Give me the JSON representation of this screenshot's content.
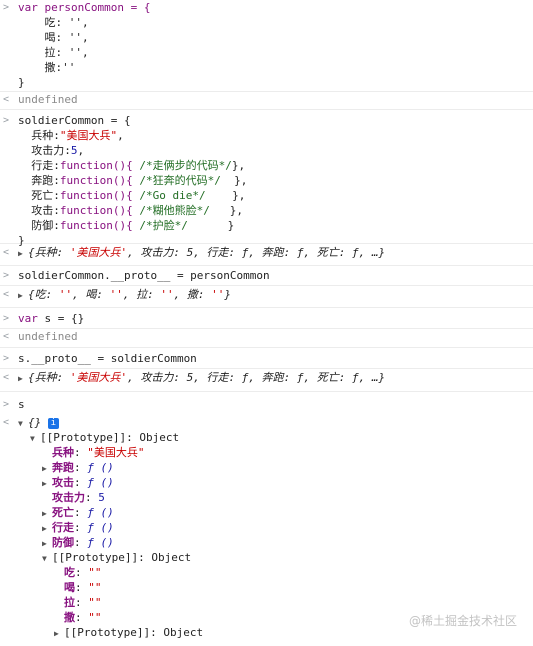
{
  "gutter": {
    "input": ">",
    "output": "<",
    "expand": "▶",
    "collapse": "▼"
  },
  "block1": {
    "l1": "var personCommon = {",
    "l2": "    吃: '',",
    "l3": "    喝: '',",
    "l4": "    拉: '',",
    "l5": "    撒:''",
    "l6": "}",
    "result": "undefined"
  },
  "block2": {
    "open": "soldierCommon = {",
    "r1_key": "  兵种:",
    "r1_val": "\"美国大兵\"",
    "r1_end": ",",
    "r2_key": "  攻击力:",
    "r2_val": "5",
    "r2_end": ",",
    "r3_key": "  行走:",
    "r3_fn": "function(){",
    "r3_cm": " /*走俩步的代码*/",
    "r3_end": "},",
    "r4_key": "  奔跑:",
    "r4_fn": "function(){",
    "r4_cm": " /*狂奔的代码*/",
    "r4_end": "  },",
    "r5_key": "  死亡:",
    "r5_fn": "function(){",
    "r5_cm": " /*Go die*/",
    "r5_end": "    },",
    "r6_key": "  攻击:",
    "r6_fn": "function(){",
    "r6_cm": " /*糊他熊脸*/",
    "r6_end": "   },",
    "r7_key": "  防御:",
    "r7_fn": "function(){",
    "r7_cm": " /*护脸*/",
    "r7_end": "      }",
    "close": "}",
    "result_open": "{兵种: ",
    "result_val": "'美国大兵'",
    "result_rest": ", 攻击力: 5, 行走: ƒ, 奔跑: ƒ, 死亡: ƒ, …}"
  },
  "block3": {
    "code": "soldierCommon.__proto__ = personCommon",
    "result_open": "{吃: ",
    "r_v1": "''",
    "r_s1": ", 喝: ",
    "r_v2": "''",
    "r_s2": ", 拉: ",
    "r_v3": "''",
    "r_s3": ", 撒: ",
    "r_v4": "''",
    "r_close": "}"
  },
  "block4": {
    "kw": "var",
    "code": " s = {}",
    "result": "undefined"
  },
  "block5": {
    "code": "s.__proto__ = soldierCommon",
    "result_open": "{兵种: ",
    "result_val": "'美国大兵'",
    "result_rest": ", 攻击力: 5, 行走: ƒ, 奔跑: ƒ, 死亡: ƒ, …}"
  },
  "block6": {
    "code": "s",
    "obj": "{}",
    "info": "i",
    "proto_label": "[[Prototype]]: Object",
    "props": [
      {
        "key": "兵种",
        "sep": ": ",
        "val": "\"美国大兵\""
      },
      {
        "key": "奔跑",
        "sep": ": ",
        "val": "ƒ ()"
      },
      {
        "key": "攻击",
        "sep": ": ",
        "val": "ƒ ()"
      },
      {
        "key": "攻击力",
        "sep": ": ",
        "val": "5"
      },
      {
        "key": "死亡",
        "sep": ": ",
        "val": "ƒ ()"
      },
      {
        "key": "行走",
        "sep": ": ",
        "val": "ƒ ()"
      },
      {
        "key": "防御",
        "sep": ": ",
        "val": "ƒ ()"
      }
    ],
    "inner_proto_label": "[[Prototype]]: Object",
    "inner_props": [
      {
        "key": "吃",
        "sep": ": ",
        "val": "\"\""
      },
      {
        "key": "喝",
        "sep": ": ",
        "val": "\"\""
      },
      {
        "key": "拉",
        "sep": ": ",
        "val": "\"\""
      },
      {
        "key": "撒",
        "sep": ": ",
        "val": "\"\""
      }
    ],
    "last_proto_label": "[[Prototype]]: Object"
  },
  "watermark": "@稀土掘金技术社区"
}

#### Problem to solve:
Can you restate all the records above word for word while dropping the pictures?

#### Task output:
Give me the JSON representation of this screenshot's content.
{
  "gutter": {
    "input": ">",
    "output": "<",
    "expand": "▶",
    "collapse": "▼"
  },
  "block1": {
    "l1": "var personCommon = {",
    "l2": "    吃: '',",
    "l3": "    喝: '',",
    "l4": "    拉: '',",
    "l5": "    撒:''",
    "l6": "}",
    "result": "undefined"
  },
  "block2": {
    "open": "soldierCommon = {",
    "r1_key": "  兵种:",
    "r1_val": "\"美国大兵\"",
    "r1_end": ",",
    "r2_key": "  攻击力:",
    "r2_val": "5",
    "r2_end": ",",
    "r3_key": "  行走:",
    "r3_fn": "function(){",
    "r3_cm": " /*走俩步的代码*/",
    "r3_end": "},",
    "r4_key": "  奔跑:",
    "r4_fn": "function(){",
    "r4_cm": " /*狂奔的代码*/",
    "r4_end": "  },",
    "r5_key": "  死亡:",
    "r5_fn": "function(){",
    "r5_cm": " /*Go die*/",
    "r5_end": "    },",
    "r6_key": "  攻击:",
    "r6_fn": "function(){",
    "r6_cm": " /*糊他熊脸*/",
    "r6_end": "   },",
    "r7_key": "  防御:",
    "r7_fn": "function(){",
    "r7_cm": " /*护脸*/",
    "r7_end": "      }",
    "close": "}",
    "result_open": "{兵种: ",
    "result_val": "'美国大兵'",
    "result_rest": ", 攻击力: 5, 行走: ƒ, 奔跑: ƒ, 死亡: ƒ, …}"
  },
  "block3": {
    "code": "soldierCommon.__proto__ = personCommon",
    "result_open": "{吃: ",
    "r_v1": "''",
    "r_s1": ", 喝: ",
    "r_v2": "''",
    "r_s2": ", 拉: ",
    "r_v3": "''",
    "r_s3": ", 撒: ",
    "r_v4": "''",
    "r_close": "}"
  },
  "block4": {
    "kw": "var",
    "code": " s = {}",
    "result": "undefined"
  },
  "block5": {
    "code": "s.__proto__ = soldierCommon",
    "result_open": "{兵种: ",
    "result_val": "'美国大兵'",
    "result_rest": ", 攻击力: 5, 行走: ƒ, 奔跑: ƒ, 死亡: ƒ, …}"
  },
  "block6": {
    "code": "s",
    "obj": "{}",
    "info": "i",
    "proto_label": "[[Prototype]]: Object",
    "props": [
      {
        "key": "兵种",
        "sep": ": ",
        "val": "\"美国大兵\""
      },
      {
        "key": "奔跑",
        "sep": ": ",
        "val": "ƒ ()"
      },
      {
        "key": "攻击",
        "sep": ": ",
        "val": "ƒ ()"
      },
      {
        "key": "攻击力",
        "sep": ": ",
        "val": "5"
      },
      {
        "key": "死亡",
        "sep": ": ",
        "val": "ƒ ()"
      },
      {
        "key": "行走",
        "sep": ": ",
        "val": "ƒ ()"
      },
      {
        "key": "防御",
        "sep": ": ",
        "val": "ƒ ()"
      }
    ],
    "inner_proto_label": "[[Prototype]]: Object",
    "inner_props": [
      {
        "key": "吃",
        "sep": ": ",
        "val": "\"\""
      },
      {
        "key": "喝",
        "sep": ": ",
        "val": "\"\""
      },
      {
        "key": "拉",
        "sep": ": ",
        "val": "\"\""
      },
      {
        "key": "撒",
        "sep": ": ",
        "val": "\"\""
      }
    ],
    "last_proto_label": "[[Prototype]]: Object"
  },
  "watermark": "@稀土掘金技术社区"
}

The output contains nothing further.